> _PROBLEM DESCRIPTION_
Determine which lines contain the word "Asleep", then copy those lines.

═════ ENTRIES SHOWN

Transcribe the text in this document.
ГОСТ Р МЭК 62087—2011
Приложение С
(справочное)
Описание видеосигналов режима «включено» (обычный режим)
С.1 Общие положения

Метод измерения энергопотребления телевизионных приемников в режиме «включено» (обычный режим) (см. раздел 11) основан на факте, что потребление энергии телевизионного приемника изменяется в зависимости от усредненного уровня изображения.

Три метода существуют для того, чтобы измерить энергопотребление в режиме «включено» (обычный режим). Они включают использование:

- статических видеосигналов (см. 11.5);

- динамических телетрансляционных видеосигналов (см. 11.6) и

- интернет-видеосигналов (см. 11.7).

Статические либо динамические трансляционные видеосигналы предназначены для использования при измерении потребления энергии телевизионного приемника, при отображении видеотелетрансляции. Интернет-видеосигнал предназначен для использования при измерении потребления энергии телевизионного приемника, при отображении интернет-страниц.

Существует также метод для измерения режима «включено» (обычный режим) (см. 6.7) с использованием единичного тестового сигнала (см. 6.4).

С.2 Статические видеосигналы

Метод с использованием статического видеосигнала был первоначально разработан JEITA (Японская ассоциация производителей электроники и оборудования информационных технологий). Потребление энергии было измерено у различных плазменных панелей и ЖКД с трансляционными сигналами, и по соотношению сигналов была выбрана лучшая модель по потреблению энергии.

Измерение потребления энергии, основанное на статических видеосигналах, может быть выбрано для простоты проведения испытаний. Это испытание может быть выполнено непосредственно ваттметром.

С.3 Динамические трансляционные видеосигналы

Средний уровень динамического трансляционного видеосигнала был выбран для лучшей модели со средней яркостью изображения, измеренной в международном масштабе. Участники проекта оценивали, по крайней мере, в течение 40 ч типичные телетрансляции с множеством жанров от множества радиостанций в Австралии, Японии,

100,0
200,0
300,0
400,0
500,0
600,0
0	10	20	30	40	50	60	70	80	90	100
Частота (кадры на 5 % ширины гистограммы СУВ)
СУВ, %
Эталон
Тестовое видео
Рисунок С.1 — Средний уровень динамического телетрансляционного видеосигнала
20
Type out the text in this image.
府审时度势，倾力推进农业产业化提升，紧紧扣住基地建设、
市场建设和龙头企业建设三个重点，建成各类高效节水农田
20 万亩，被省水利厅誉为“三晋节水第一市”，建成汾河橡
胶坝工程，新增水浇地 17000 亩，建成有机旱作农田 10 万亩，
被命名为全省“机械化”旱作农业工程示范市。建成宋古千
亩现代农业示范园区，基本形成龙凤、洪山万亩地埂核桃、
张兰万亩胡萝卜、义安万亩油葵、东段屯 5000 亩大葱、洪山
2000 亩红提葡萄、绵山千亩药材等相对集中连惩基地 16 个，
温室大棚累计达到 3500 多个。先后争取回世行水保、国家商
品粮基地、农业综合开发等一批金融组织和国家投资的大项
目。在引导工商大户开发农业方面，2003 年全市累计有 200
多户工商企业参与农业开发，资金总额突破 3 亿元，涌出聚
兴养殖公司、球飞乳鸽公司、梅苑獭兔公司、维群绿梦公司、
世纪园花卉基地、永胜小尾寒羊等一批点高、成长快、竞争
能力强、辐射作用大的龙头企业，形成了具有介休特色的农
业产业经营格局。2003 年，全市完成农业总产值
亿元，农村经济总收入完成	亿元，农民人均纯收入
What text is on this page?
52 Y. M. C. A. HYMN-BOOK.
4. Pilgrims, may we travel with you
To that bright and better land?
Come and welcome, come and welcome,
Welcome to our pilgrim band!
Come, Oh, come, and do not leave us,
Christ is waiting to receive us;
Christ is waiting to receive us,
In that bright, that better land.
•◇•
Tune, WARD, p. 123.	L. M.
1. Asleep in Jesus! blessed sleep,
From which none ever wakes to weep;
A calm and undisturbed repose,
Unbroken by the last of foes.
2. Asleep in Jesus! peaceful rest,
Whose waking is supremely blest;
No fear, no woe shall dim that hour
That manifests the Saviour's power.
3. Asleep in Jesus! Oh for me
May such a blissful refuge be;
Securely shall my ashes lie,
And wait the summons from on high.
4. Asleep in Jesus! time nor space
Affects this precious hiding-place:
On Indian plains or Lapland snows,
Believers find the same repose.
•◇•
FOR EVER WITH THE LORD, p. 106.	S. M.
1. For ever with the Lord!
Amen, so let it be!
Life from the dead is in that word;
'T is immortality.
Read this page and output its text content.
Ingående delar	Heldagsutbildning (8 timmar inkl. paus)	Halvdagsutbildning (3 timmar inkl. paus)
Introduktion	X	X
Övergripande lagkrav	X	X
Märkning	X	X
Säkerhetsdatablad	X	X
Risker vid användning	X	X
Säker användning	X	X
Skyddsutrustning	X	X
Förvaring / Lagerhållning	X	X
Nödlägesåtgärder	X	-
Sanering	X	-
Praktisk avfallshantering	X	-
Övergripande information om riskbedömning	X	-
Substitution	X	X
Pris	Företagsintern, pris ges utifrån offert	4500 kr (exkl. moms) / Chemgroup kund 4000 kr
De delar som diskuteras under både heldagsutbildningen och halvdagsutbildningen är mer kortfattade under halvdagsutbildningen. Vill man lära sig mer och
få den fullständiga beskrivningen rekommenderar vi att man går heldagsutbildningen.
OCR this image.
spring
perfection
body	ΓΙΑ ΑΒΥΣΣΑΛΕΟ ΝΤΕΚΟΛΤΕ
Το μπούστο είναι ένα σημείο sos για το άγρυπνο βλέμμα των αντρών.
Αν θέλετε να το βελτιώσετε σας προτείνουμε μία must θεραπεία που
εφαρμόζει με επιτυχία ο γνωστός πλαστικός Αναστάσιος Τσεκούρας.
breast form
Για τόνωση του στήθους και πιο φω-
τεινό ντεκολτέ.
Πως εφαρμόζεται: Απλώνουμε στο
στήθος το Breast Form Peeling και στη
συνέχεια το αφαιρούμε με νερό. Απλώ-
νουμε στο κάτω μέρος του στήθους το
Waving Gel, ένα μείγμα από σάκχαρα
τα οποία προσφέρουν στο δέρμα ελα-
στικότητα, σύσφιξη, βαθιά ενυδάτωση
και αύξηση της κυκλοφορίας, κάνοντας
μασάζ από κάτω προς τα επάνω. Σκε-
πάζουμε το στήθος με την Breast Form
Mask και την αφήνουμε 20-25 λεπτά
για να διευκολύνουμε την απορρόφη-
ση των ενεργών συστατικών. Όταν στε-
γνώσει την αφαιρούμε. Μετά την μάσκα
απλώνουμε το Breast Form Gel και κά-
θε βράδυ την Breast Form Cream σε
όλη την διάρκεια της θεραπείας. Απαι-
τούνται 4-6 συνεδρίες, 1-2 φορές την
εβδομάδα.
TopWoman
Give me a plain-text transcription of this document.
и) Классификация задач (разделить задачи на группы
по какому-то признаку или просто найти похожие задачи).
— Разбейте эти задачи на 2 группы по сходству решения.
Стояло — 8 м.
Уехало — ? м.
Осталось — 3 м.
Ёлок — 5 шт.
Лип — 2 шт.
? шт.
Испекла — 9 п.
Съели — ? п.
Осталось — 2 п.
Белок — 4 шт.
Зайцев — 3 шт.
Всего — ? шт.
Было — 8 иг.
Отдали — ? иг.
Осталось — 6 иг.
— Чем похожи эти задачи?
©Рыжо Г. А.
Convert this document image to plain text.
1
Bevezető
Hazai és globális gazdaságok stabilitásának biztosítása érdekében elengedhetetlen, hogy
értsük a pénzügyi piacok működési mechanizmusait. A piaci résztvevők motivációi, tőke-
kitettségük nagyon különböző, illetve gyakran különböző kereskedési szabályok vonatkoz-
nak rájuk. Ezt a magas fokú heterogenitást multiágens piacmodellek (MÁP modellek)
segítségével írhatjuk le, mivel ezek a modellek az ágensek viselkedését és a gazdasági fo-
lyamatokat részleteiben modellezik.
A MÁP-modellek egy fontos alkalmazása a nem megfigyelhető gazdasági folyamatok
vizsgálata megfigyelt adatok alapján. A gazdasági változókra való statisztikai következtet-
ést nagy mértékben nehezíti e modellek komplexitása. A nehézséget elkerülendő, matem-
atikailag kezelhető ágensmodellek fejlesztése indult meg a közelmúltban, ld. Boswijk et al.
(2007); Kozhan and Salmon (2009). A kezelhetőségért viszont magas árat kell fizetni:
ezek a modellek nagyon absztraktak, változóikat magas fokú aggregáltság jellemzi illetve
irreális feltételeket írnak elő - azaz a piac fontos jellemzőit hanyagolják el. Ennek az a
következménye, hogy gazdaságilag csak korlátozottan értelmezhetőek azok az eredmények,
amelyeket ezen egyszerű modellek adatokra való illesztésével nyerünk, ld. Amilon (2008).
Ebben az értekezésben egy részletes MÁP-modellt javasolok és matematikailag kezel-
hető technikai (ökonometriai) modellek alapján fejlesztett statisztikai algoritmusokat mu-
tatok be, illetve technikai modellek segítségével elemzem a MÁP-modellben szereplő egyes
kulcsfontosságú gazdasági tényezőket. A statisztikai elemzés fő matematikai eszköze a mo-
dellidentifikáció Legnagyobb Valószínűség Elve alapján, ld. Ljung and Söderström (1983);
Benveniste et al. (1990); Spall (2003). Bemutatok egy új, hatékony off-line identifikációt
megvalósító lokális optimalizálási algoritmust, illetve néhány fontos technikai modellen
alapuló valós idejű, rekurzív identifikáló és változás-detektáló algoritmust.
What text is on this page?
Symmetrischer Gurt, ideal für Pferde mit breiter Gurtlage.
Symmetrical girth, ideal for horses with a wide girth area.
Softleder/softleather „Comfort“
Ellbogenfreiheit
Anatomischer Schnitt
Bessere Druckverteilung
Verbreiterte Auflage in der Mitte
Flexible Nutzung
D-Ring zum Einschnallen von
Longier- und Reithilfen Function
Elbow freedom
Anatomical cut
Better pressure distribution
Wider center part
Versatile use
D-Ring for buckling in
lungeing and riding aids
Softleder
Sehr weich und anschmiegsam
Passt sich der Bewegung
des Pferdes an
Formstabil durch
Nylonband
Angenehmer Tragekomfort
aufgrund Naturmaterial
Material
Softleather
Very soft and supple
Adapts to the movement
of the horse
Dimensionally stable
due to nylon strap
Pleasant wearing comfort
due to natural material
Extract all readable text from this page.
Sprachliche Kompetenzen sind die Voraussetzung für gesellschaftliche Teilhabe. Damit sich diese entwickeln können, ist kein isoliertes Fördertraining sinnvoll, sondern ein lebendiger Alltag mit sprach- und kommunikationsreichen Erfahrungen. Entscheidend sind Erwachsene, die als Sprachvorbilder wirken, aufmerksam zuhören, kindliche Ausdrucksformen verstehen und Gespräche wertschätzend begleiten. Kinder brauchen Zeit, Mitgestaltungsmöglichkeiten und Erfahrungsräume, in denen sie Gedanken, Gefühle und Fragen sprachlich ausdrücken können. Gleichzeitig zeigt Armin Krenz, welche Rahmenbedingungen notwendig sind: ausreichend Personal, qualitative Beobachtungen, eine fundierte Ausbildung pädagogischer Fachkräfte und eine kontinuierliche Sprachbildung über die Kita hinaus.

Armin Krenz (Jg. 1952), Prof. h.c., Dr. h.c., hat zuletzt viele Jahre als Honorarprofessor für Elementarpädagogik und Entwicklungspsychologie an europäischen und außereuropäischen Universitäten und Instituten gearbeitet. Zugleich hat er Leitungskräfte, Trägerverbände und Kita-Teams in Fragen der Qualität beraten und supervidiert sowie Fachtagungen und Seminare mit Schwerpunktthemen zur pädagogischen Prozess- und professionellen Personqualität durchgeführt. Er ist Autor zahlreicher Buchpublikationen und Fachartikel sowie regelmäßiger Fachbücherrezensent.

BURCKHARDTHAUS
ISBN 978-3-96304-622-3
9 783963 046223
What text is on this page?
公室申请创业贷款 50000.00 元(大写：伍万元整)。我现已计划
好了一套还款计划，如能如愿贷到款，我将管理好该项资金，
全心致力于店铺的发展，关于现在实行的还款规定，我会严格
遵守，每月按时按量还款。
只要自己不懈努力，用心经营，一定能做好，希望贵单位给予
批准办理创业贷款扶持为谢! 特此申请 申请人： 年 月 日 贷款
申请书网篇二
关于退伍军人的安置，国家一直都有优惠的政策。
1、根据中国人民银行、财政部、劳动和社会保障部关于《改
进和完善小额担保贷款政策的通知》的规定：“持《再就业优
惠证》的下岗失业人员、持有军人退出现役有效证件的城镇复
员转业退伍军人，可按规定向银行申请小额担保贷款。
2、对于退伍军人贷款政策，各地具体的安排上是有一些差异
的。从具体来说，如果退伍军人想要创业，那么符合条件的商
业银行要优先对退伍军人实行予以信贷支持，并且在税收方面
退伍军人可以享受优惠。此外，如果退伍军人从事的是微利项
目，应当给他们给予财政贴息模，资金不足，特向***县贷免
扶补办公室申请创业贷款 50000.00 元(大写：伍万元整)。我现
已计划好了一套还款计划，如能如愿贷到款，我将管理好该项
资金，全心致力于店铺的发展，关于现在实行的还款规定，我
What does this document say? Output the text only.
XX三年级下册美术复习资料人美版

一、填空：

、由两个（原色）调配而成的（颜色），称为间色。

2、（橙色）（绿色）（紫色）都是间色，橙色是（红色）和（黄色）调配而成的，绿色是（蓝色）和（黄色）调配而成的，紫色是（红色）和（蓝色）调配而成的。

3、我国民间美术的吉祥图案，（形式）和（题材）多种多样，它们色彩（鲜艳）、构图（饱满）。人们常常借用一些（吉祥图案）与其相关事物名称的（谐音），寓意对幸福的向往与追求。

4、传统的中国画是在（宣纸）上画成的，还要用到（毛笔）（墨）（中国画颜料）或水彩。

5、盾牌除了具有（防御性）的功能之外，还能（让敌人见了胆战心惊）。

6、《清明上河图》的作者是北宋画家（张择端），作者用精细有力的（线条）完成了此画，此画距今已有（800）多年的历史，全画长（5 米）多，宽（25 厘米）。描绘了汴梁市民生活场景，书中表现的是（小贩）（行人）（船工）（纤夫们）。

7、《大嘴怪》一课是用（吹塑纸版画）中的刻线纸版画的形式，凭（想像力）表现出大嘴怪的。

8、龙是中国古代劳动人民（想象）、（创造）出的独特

══════════

> _THE OUTPUT_
1. Asleep in Jesus! blessed sleep,
2. Asleep in Jesus! peaceful rest,
3. Asleep in Jesus! Oh for me
4. Asleep in Jesus! time nor space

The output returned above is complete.